Written problem
In all of the entries below, change every instance of "Time between cases" to "Interval between cases" and leave everything else as it is. Do not include the pictures in your answer.

Available records
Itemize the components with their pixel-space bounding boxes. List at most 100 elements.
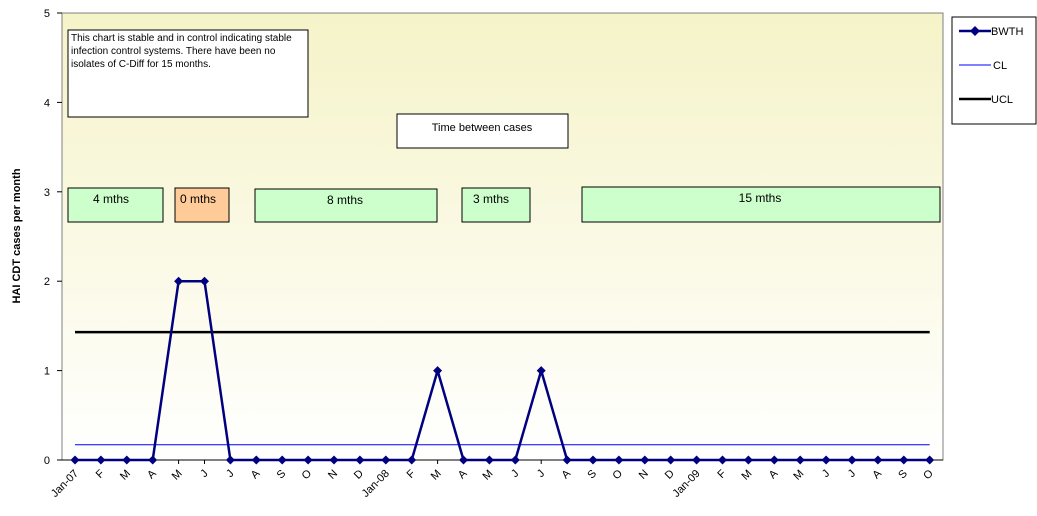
bwth-point [614,455,624,465]
y-tick-label: 4 [44,97,50,109]
x-tick-label: A [767,467,781,481]
bwth-point [821,455,831,465]
bwth-point [769,455,779,465]
bwth-point [666,455,676,465]
interval-box-2: 0 mths [174,187,230,223]
interval-box-3: 8 mths [254,188,438,223]
bwth-point [873,455,883,465]
x-tick-label: S [585,468,599,482]
y-axis-label: HAI CDT cases per month [11,168,23,303]
bwth-point [536,366,546,376]
legend-item-cl: CL [959,60,1007,72]
bwth-point [718,455,727,465]
interval-box-5: 15 mths [581,186,941,223]
bwth-point [588,455,598,465]
x-tick-label: J [509,468,521,480]
legend-label-cl: CL [993,60,1007,72]
y-tick-label: 3 [44,187,50,199]
interval-label-3: 8 mths [327,193,363,207]
x-tick-label: J [535,468,547,480]
note-box: This chart is stable and in control indi… [67,29,309,118]
bwth-point [510,455,520,465]
x-tick-label: M [740,468,755,483]
x-tick-label: M [170,468,185,483]
x-tick-label: M [118,468,133,483]
y-tick-label: 1 [44,366,50,378]
bwth-point [200,276,209,286]
interval-box-1: 4 mths [67,187,164,223]
x-tick-label: F [94,467,107,480]
x-tick-label: A [870,467,884,481]
x-tick-label: J [224,468,236,480]
x-tick-label: O [300,467,315,482]
x-tick-label: J [198,468,210,480]
bwth-point [433,366,443,376]
x-tick-label: N [326,468,340,482]
bwth-point [407,455,417,465]
x-tick-label: O [610,467,625,482]
bwth-series-line [75,279,930,462]
bwth-point [795,455,805,465]
x-tick-label: Jan-08 [360,468,392,500]
x-tick-label: A [560,467,574,481]
bwth-point [459,455,468,465]
bwth-point [96,455,106,465]
x-tick-label: S [275,468,289,482]
bwth-point [174,276,184,286]
legend-label-ucl: UCL [991,94,1013,106]
time-between-cases-heading: Time between cases [432,122,533,134]
time-between-cases-box: Time between cases [396,113,569,149]
bwth-point [225,455,235,465]
x-tick-label: Jan-07 [49,468,81,500]
x-tick-label: M [481,468,496,483]
x-tick-label: F [715,467,728,480]
bwth-point [251,455,261,465]
legend-item-bwth: BWTH [959,26,1023,38]
bwth-point [381,455,391,465]
legend: BWTH CL UCL [951,16,1037,125]
x-tick-label: J [820,468,832,480]
x-tick-label: F [405,467,418,480]
x-tick-label: M [429,468,444,483]
interval-label-1: 4 mths [93,192,129,206]
bwth-point [148,455,158,465]
bwth-point [692,455,702,465]
bwth-point [122,455,132,465]
legend-label-bwth: BWTH [991,26,1023,38]
bwth-point [640,455,650,465]
bwth-point [303,455,313,465]
bwth-point [70,455,80,465]
x-tick-label: A [249,467,263,481]
interval-box-4: 3 mths [461,187,531,223]
x-tick-label: N [637,468,651,482]
interval-label-5: 15 mths [739,191,782,205]
bwth-point [743,455,753,465]
y-tick-label: 0 [44,455,50,467]
x-tick-label: M [791,468,806,483]
x-tick-label: A [456,467,470,481]
bwth-point [562,455,572,465]
note-text: This chart is stable and in control indi… [71,33,292,70]
bwth-point [925,455,935,465]
bwth-point [355,455,365,465]
interval-label-4: 3 mths [473,192,509,206]
y-axis: 0 1 2 3 4 5 [44,8,62,467]
x-tick-label: J [846,468,858,480]
y-tick-label: 2 [44,276,50,288]
y-tick-label: 5 [44,8,50,20]
x-tick-label: A [145,467,159,481]
legend-item-ucl: UCL [959,94,1013,106]
interval-label-2: 0 mths [180,192,216,206]
bwth-point [277,455,287,465]
x-tick-label: D [663,468,677,482]
x-tick-label: D [352,468,366,482]
bwth-point [899,455,909,465]
bwth-point [484,455,494,465]
x-tick-label: Jan-09 [670,468,702,500]
x-tick-label: S [896,468,910,482]
bwth-point [329,455,339,465]
bwth-point [847,455,857,465]
bwth-markers [70,276,935,465]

Written reply
Itemize the components with their pixel-space bounding boxes. List at most 100 elements.
bwth-point [614,455,624,465]
y-tick-label: 4 [44,97,50,109]
x-tick-label: A [767,467,781,481]
bwth-point [821,455,831,465]
bwth-point [769,455,779,465]
bwth-point [666,455,676,465]
interval-box-2: 0 mths [174,187,230,223]
interval-box-3: 8 mths [254,188,438,223]
bwth-point [873,455,883,465]
x-tick-label: S [585,468,599,482]
y-axis-label: HAI CDT cases per month [11,168,23,303]
bwth-point [536,366,546,376]
legend-item-cl: CL [959,60,1007,72]
bwth-point [718,455,727,465]
interval-box-5: 15 mths [581,186,941,223]
bwth-point [588,455,598,465]
x-tick-label: J [509,468,521,480]
legend-label-cl: CL [993,60,1007,72]
y-tick-label: 3 [44,187,50,199]
interval-label-3: 8 mths [327,193,363,207]
x-tick-label: J [535,468,547,480]
note-box: This chart is stable and in control indi… [67,29,309,118]
bwth-point [510,455,520,465]
x-tick-label: M [740,468,755,483]
x-tick-label: M [170,468,185,483]
x-tick-label: M [118,468,133,483]
y-tick-label: 1 [44,366,50,378]
bwth-point [200,276,209,286]
interval-box-1: 4 mths [67,187,164,223]
x-tick-label: F [94,467,107,480]
x-tick-label: A [870,467,884,481]
x-tick-label: J [224,468,236,480]
x-tick-label: O [300,467,315,482]
x-tick-label: J [198,468,210,480]
bwth-point [433,366,443,376]
x-tick-label: N [326,468,340,482]
bwth-point [407,455,417,465]
x-tick-label: O [610,467,625,482]
bwth-series-line [75,279,930,462]
bwth-point [795,455,805,465]
x-tick-label: Jan-08 [360,468,392,500]
x-tick-label: A [560,467,574,481]
bwth-point [459,455,468,465]
bwth-point [96,455,106,465]
x-tick-label: S [275,468,289,482]
bwth-point [174,276,184,286]
legend-label-ucl: UCL [991,94,1013,106]
time-between-cases-heading: Interval between cases [432,122,533,134]
time-between-cases-box: Interval between cases [396,113,569,149]
bwth-point [225,455,235,465]
x-tick-label: Jan-07 [49,468,81,500]
x-tick-label: M [481,468,496,483]
x-tick-label: F [715,467,728,480]
bwth-point [251,455,261,465]
legend-item-bwth: BWTH [959,26,1023,38]
bwth-point [381,455,391,465]
legend: BWTH CL UCL [951,16,1037,125]
x-tick-label: J [820,468,832,480]
x-tick-label: F [405,467,418,480]
x-tick-label: M [429,468,444,483]
interval-label-1: 4 mths [93,192,129,206]
bwth-point [148,455,158,465]
bwth-point [692,455,702,465]
bwth-point [122,455,132,465]
legend-label-bwth: BWTH [991,26,1023,38]
bwth-point [640,455,650,465]
bwth-point [303,455,313,465]
bwth-point [70,455,80,465]
x-tick-label: A [249,467,263,481]
interval-box-4: 3 mths [461,187,531,223]
x-tick-label: N [637,468,651,482]
interval-label-5: 15 mths [739,191,782,205]
bwth-point [743,455,753,465]
y-tick-label: 0 [44,455,50,467]
x-tick-label: M [791,468,806,483]
x-tick-label: A [456,467,470,481]
bwth-point [562,455,572,465]
note-text: This chart is stable and in control indi… [71,33,292,70]
bwth-point [925,455,935,465]
bwth-point [355,455,365,465]
interval-label-4: 3 mths [473,192,509,206]
y-axis: 0 1 2 3 4 5 [44,8,62,467]
x-tick-label: J [846,468,858,480]
y-tick-label: 2 [44,276,50,288]
y-tick-label: 5 [44,8,50,20]
x-tick-label: A [145,467,159,481]
legend-item-ucl: UCL [959,94,1013,106]
interval-label-2: 0 mths [180,192,216,206]
bwth-point [277,455,287,465]
x-tick-label: D [663,468,677,482]
x-tick-label: D [352,468,366,482]
bwth-point [899,455,909,465]
bwth-point [484,455,494,465]
x-tick-label: Jan-09 [670,468,702,500]
x-tick-label: S [896,468,910,482]
bwth-point [329,455,339,465]
bwth-point [847,455,857,465]
bwth-markers [70,276,935,465]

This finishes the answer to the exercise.